Selected excerpt
The Boom and Bust Cycle in Renewable Energy

In today’s guest post, Emerson’s Alan Novak, director of the alternative energy industry team, explores the role of government policy in renewable energy’s boom and bust cycles.

As Doug Morris mentioned last week, the renewable fuels market is facing uncertainty due to a lack of clarity in tax, funding and energy policy.

A similar situation exists in the renewable power market.

Various credits and subsidies have been in place over the years to encourage development of renewable power: the Investment Tax Credit (ITC), the Production Tax Credit (PTC), and lead-in tariffs for electricity produced from renewable sources (lead-in tariffs are primarily used in the European Union).

Over the years, these development incentives have faced varying degrees of support in the U.S. Congress. When they fall out of favor, the impact is dramatic:

Source: via Cleantechnica.com, American Wind Energy Association, 2007


Source: via ThinkProgress.org, AWEA


Since the current $0.02/kilowatt-hour, Production Tax Credit for wind power expires at the end of 2012 (and there is currently no indication it will be extended), producers are rushing to get their projects on-line by the end of the year. While this will lead to a spike in new wind generation put into service in 2012, the uncertainty will likely lead to a crash of the wind market in 2013 (as has happened before).

Information shown
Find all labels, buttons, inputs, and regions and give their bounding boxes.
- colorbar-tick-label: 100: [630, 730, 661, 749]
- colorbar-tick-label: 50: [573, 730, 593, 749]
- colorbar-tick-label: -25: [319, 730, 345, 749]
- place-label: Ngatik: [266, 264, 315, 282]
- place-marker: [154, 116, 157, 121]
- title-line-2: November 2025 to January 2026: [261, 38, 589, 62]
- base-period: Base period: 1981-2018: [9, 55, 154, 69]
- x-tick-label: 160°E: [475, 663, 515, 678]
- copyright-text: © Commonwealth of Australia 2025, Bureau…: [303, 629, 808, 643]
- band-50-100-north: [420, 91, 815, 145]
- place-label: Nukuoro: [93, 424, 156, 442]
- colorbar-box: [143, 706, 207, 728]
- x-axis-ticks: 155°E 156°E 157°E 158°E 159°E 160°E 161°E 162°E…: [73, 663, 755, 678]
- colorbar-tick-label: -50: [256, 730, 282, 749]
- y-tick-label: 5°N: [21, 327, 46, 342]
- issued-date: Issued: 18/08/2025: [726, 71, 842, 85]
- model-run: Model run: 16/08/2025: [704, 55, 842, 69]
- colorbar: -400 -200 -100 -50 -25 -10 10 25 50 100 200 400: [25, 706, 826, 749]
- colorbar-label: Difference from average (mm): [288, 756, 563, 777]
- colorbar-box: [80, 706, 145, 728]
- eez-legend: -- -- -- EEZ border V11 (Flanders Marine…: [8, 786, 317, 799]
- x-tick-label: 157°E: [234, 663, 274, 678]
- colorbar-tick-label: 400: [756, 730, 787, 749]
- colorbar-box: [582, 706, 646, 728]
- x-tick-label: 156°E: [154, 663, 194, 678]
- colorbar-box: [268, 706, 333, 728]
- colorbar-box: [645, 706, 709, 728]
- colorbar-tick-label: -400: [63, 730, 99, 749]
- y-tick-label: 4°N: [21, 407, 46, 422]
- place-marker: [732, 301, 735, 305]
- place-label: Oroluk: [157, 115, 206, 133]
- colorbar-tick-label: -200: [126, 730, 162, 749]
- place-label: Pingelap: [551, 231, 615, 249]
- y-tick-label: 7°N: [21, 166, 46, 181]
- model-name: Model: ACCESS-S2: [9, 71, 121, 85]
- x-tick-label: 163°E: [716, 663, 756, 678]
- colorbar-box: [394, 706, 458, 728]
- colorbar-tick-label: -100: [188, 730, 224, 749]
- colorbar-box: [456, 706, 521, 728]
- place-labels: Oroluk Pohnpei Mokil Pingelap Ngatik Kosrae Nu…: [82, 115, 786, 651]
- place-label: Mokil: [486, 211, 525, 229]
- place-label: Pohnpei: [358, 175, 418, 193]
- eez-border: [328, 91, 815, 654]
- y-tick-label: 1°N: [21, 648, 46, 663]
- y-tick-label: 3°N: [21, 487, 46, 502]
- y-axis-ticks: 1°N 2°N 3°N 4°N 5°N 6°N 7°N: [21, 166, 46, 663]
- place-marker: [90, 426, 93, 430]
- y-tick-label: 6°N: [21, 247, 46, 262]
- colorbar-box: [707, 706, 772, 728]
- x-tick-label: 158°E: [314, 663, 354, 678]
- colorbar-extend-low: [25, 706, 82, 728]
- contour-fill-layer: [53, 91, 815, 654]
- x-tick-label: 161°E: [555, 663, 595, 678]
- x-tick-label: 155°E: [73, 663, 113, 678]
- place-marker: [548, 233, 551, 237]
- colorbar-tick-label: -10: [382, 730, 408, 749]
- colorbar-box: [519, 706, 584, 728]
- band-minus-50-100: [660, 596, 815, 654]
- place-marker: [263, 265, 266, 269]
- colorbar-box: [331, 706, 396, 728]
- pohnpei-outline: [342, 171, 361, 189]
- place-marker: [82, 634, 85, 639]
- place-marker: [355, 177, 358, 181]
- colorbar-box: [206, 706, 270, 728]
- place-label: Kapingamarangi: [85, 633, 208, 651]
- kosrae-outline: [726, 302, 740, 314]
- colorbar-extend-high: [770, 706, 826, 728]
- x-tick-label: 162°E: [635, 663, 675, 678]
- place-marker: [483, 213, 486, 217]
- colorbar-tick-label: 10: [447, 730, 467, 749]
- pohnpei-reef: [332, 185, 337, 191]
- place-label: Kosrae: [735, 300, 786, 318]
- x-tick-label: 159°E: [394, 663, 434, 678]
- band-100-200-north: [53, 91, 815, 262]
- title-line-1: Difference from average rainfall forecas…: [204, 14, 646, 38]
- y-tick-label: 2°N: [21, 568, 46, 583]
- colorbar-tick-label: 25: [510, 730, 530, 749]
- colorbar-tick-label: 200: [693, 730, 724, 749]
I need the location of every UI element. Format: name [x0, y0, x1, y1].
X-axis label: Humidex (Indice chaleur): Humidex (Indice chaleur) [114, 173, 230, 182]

Requirement A
Decide whether each statement agrees with the post on renewable energy's boom and bust cycle, answering yes or no and quoting the words of the post that settle it: (i) lead-in tariffs are used mainly in the European Union; (ii) the Production Tax Credit for wind power stands at $0.05 per kilowatt-hour; (iii) there is a clear sign that the Production Tax Credit will be extended.
Requirement B
Answer these questions from the post on renewable energy's boom and bust cycle:
(i) Of which team is Alan Novak the director?
(ii) Who mentioned last week that the renewable fuels market is facing uncertainty?
(iii) By when are producers rushing to get their wind projects on-line?
Requirement C
Carry on the post on renewable energy's boom and bust cycle from its final sentence.
The items play no part in this work.

Exercise answer A
(i) Yes: "lead-in tariffs are primarily used in the European Union"
(ii) No: "the current $0.02/kilowatt-hour, Production Tax Credit for wind power"
(iii) No: "there is currently no indication it will be extended"

Exercise answer B
(i) The alternative energy industry team.
(ii) Doug Morris.
(iii) By the end of the year (2012).

Exercise answer C
But it is not just in the US where these credits are inducing uncertainty.

Germany has a large share of the world’s installed photovoltaic (PV) solar power capacity (almost 50%) even though they would not be considered a “sunny” climate:

Source: via GreenTechMedia.com: Displayblank, Korea Photovoltaic Industry and Market Trend


This has largely been due to generous “feed-in tariffs” made available by the German government, which provide a premium to suppliers of renewable power. Solar has boomed due to the tariffs, which were recently reduced to $0.2443 per kilowatt-hour. By comparison, the average US price for electricity is only $0.12 per kilowatt-hour.

A recent article in the CS Monitor highlighted that it is costing the average German house $171 per year to support the subsidies, and a backlash is growing to sharply curtail the amount of the tariff. Germany currently plans to reduce the tariff by 9% per year.

Private investors are reluctant to step into markets where this degree of uncertainty exists. As various credits and tariffs expire, these industries will need to demonstrate they can be price competitive on a stand-alone basis to attract further capital.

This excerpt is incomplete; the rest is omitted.